## begin

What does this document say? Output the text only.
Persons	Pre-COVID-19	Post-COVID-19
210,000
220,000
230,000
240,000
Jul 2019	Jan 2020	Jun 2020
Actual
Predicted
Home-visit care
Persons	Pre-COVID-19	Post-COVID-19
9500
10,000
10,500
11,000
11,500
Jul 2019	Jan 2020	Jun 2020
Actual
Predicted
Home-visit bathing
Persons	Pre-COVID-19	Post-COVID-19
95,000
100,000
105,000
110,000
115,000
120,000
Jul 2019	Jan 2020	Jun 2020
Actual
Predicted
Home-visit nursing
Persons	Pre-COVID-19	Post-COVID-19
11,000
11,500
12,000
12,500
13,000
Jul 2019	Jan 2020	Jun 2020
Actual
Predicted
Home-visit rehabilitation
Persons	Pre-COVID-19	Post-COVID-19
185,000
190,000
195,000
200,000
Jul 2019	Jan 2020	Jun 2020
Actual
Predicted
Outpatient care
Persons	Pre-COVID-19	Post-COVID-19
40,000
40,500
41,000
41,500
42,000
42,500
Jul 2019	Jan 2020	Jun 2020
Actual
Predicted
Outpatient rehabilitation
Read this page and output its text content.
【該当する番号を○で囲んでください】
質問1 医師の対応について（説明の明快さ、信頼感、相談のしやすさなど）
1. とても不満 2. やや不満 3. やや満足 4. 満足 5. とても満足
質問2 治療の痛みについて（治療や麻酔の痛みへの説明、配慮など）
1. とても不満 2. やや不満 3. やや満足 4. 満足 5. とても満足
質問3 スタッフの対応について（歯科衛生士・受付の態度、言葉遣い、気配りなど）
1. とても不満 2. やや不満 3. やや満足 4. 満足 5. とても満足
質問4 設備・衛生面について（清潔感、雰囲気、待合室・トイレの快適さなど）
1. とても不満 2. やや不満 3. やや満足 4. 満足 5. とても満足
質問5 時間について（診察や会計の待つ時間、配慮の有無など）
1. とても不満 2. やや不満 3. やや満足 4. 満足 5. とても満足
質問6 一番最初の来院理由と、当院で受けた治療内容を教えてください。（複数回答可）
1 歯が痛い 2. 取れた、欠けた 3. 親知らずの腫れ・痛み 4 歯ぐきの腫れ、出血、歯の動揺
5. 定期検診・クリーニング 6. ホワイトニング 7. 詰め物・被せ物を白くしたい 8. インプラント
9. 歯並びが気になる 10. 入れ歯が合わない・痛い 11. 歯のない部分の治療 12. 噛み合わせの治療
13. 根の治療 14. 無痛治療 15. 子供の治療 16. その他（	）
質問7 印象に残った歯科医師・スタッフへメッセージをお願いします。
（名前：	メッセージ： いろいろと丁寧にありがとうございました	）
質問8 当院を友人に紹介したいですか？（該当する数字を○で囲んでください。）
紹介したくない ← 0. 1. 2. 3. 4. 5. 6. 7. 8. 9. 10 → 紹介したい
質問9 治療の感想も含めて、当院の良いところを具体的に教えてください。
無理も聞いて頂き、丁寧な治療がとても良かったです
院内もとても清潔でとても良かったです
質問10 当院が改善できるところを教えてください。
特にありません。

## end

Copy out the whole listing exactly; please set it all down.

What does this document say? Output the text only.
Persons	Pre-COVID-19	Post-COVID-19
210,000
220,000
230,000
240,000
Jul 2019	Jan 2020	Jun 2020
Actual
Predicted
Home-visit care
Persons	Pre-COVID-19	Post-COVID-19
9500
10,000
10,500
11,000
11,500
Jul 2019	Jan 2020	Jun 2020
Actual
Predicted
Home-visit bathing
Persons	Pre-COVID-19	Post-COVID-19
95,000
100,000
105,000
110,000
115,000
120,000
Jul 2019	Jan 2020	Jun 2020
Actual
Predicted
Home-visit nursing
Persons	Pre-COVID-19	Post-COVID-19
11,000
11,500
12,000
12,500
13,000
Jul 2019	Jan 2020	Jun 2020
Actual
Predicted
Home-visit rehabilitation
Persons	Pre-COVID-19	Post-COVID-19
185,000
190,000
195,000
200,000
Jul 2019	Jan 2020	Jun 2020
Actual
Predicted
Outpatient care
Persons	Pre-COVID-19	Post-COVID-19
40,000
40,500
41,000
41,500
42,000
42,500
Jul 2019	Jan 2020	Jun 2020
Actual
Predicted
Outpatient rehabilitation
Read this page and output its text content.
【該当する番号を○で囲んでください】
質問1 医師の対応について（説明の明快さ、信頼感、相談のしやすさなど）
1. とても不満 2. やや不満 3. やや満足 4. 満足 5. とても満足
質問2 治療の痛みについて（治療や麻酔の痛みへの説明、配慮など）
1. とても不満 2. やや不満 3. やや満足 4. 満足 5. とても満足
質問3 スタッフの対応について（歯科衛生士・受付の態度、言葉遣い、気配りなど）
1. とても不満 2. やや不満 3. やや満足 4. 満足 5. とても満足
質問4 設備・衛生面について（清潔感、雰囲気、待合室・トイレの快適さなど）
1. とても不満 2. やや不満 3. やや満足 4. 満足 5. とても満足
質問5 時間について（診察や会計の待つ時間、配慮の有無など）
1. とても不満 2. やや不満 3. やや満足 4. 満足 5. とても満足
質問6 一番最初の来院理由と、当院で受けた治療内容を教えてください。（複数回答可）
1 歯が痛い 2. 取れた、欠けた 3. 親知らずの腫れ・痛み 4 歯ぐきの腫れ、出血、歯の動揺
5. 定期検診・クリーニング 6. ホワイトニング 7. 詰め物・被せ物を白くしたい 8. インプラント
9. 歯並びが気になる 10. 入れ歯が合わない・痛い 11. 歯のない部分の治療 12. 噛み合わせの治療
13. 根の治療 14. 無痛治療 15. 子供の治療 16. その他（	）
質問7 印象に残った歯科医師・スタッフへメッセージをお願いします。
（名前：	メッセージ： いろいろと丁寧にありがとうございました	）
質問8 当院を友人に紹介したいですか？（該当する数字を○で囲んでください。）
紹介したくない ← 0. 1. 2. 3. 4. 5. 6. 7. 8. 9. 10 → 紹介したい
質問9 治療の感想も含めて、当院の良いところを具体的に教えてください。
無理も聞いて頂き、丁寧な治療がとても良かったです
院内もとても清潔でとても良かったです
質問10 当院が改善できるところを教えてください。
特にありません。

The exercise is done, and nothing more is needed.